JOB:
Leaving out the pictures, retype all the material exactly.

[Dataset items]
..........

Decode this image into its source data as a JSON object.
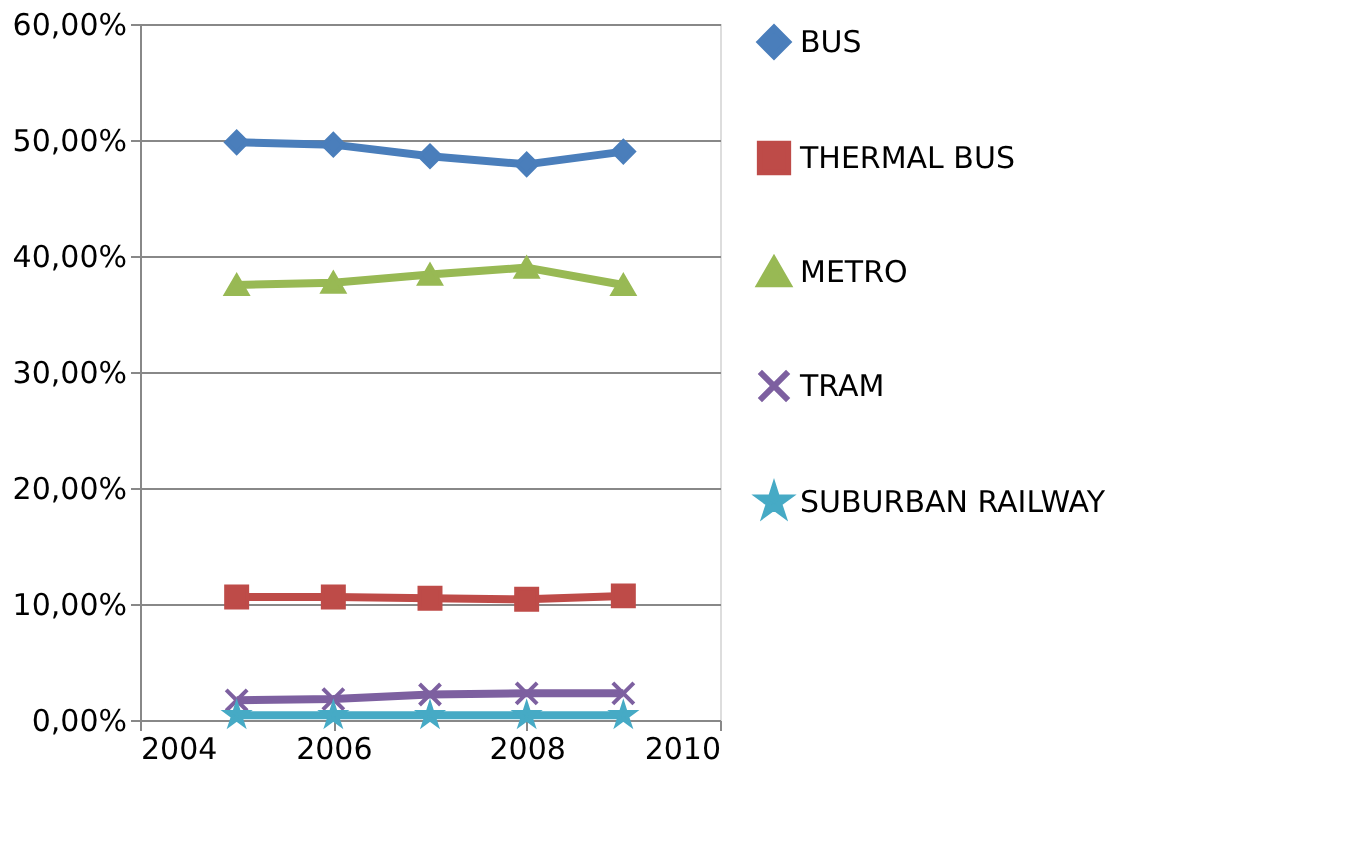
{
  "chart_data": {
    "type": "line",
    "x": [
      2005,
      2006,
      2007,
      2008,
      2009
    ],
    "series": [
      {
        "name": "BUS",
        "color": "#4a7ebb",
        "marker": "diamond",
        "values": [
          49.8,
          49.6,
          48.6,
          47.9,
          49.0
        ]
      },
      {
        "name": "THERMAL BUS",
        "color": "#be4b48",
        "marker": "square",
        "values": [
          10.6,
          10.6,
          10.5,
          10.4,
          10.7
        ]
      },
      {
        "name": "METRO",
        "color": "#98b954",
        "marker": "triangle",
        "values": [
          37.5,
          37.7,
          38.4,
          39.0,
          37.5
        ]
      },
      {
        "name": "TRAM",
        "color": "#7d60a0",
        "marker": "cross",
        "values": [
          1.7,
          1.8,
          2.2,
          2.3,
          2.3
        ]
      },
      {
        "name": "SUBURBAN RAILWAY",
        "color": "#46aac5",
        "marker": "star",
        "values": [
          0.4,
          0.4,
          0.4,
          0.4,
          0.4
        ]
      }
    ],
    "xlim": [
      2004,
      2010
    ],
    "xticks": [
      2004,
      2006,
      2008,
      2010
    ],
    "ylim": [
      0,
      60
    ],
    "yticks": [
      {
        "value": 0,
        "label": "0,00%"
      },
      {
        "value": 10,
        "label": "10,00%"
      },
      {
        "value": 20,
        "label": "20,00%"
      },
      {
        "value": 30,
        "label": "30,00%"
      },
      {
        "value": 40,
        "label": "40,00%"
      },
      {
        "value": 50,
        "label": "50,00%"
      },
      {
        "value": 60,
        "label": "60,00%"
      }
    ],
    "grid": "y",
    "legend": "right",
    "line_style": "solid"
  }
}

..........

RESULT:
Decode this image into its source data as a JSON object.
{
  "chart_data": {
    "type": "line",
    "x": [
      2005,
      2006,
      2007,
      2008,
      2009
    ],
    "series": [
      {
        "name": "BUS",
        "color": "#4a7ebb",
        "marker": "diamond",
        "values": [
          49.8,
          49.6,
          48.6,
          47.9,
          49.0
        ]
      },
      {
        "name": "THERMAL BUS",
        "color": "#be4b48",
        "marker": "square",
        "values": [
          10.6,
          10.6,
          10.5,
          10.4,
          10.7
        ]
      },
      {
        "name": "METRO",
        "color": "#98b954",
        "marker": "triangle",
        "values": [
          37.5,
          37.7,
          38.4,
          39.0,
          37.5
        ]
      },
      {
        "name": "TRAM",
        "color": "#7d60a0",
        "marker": "cross",
        "values": [
          1.7,
          1.8,
          2.2,
          2.3,
          2.3
        ]
      },
      {
        "name": "SUBURBAN RAILWAY",
        "color": "#46aac5",
        "marker": "star",
        "values": [
          0.4,
          0.4,
          0.4,
          0.4,
          0.4
        ]
      }
    ],
    "xlim": [
      2004,
      2010
    ],
    "xticks": [
      2004,
      2006,
      2008,
      2010
    ],
    "ylim": [
      0,
      60
    ],
    "yticks": [
      {
        "value": 0,
        "label": "0,00%"
      },
      {
        "value": 10,
        "label": "10,00%"
      },
      {
        "value": 20,
        "label": "20,00%"
      },
      {
        "value": 30,
        "label": "30,00%"
      },
      {
        "value": 40,
        "label": "40,00%"
      },
      {
        "value": 50,
        "label": "50,00%"
      },
      {
        "value": 60,
        "label": "60,00%"
      }
    ],
    "grid": "y",
    "legend": "right",
    "line_style": "solid"
  }
}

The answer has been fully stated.